## Do this
Collect the lines of the entries where "username" shows up.

*-*-*

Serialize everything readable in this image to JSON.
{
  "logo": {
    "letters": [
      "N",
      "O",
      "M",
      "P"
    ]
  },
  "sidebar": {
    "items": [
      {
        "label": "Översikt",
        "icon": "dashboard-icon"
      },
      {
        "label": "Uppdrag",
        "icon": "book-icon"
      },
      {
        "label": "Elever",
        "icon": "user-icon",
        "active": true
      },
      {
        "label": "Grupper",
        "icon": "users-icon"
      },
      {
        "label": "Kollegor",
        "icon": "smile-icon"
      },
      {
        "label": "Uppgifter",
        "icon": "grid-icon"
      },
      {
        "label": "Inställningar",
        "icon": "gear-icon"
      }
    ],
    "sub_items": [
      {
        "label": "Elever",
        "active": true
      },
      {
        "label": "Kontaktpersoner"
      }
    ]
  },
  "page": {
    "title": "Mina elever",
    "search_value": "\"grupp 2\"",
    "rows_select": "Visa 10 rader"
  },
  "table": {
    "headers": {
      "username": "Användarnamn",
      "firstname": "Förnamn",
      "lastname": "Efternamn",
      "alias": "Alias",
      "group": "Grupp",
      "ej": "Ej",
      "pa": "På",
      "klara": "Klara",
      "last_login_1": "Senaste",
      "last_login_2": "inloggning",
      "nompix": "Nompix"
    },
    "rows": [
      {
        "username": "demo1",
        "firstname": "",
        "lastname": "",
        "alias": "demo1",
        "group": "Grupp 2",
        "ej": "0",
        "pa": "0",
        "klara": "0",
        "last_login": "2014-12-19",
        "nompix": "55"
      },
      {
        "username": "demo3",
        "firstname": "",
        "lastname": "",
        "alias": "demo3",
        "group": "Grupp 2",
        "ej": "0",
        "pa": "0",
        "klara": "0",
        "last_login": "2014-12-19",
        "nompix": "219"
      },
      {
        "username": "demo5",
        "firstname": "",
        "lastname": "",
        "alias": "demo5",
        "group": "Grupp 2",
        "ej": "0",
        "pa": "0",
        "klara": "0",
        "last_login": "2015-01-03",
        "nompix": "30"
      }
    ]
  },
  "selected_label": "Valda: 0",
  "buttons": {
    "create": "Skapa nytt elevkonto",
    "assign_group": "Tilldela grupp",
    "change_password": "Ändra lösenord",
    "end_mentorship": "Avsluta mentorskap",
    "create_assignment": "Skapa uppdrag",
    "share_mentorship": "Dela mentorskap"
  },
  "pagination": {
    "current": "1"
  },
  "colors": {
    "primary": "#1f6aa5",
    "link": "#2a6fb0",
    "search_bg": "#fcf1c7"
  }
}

*-*-*

## Task answer
      "username": "Användarnamn",
        "username": "demo1",
        "username": "demo3",
        "username": "demo5",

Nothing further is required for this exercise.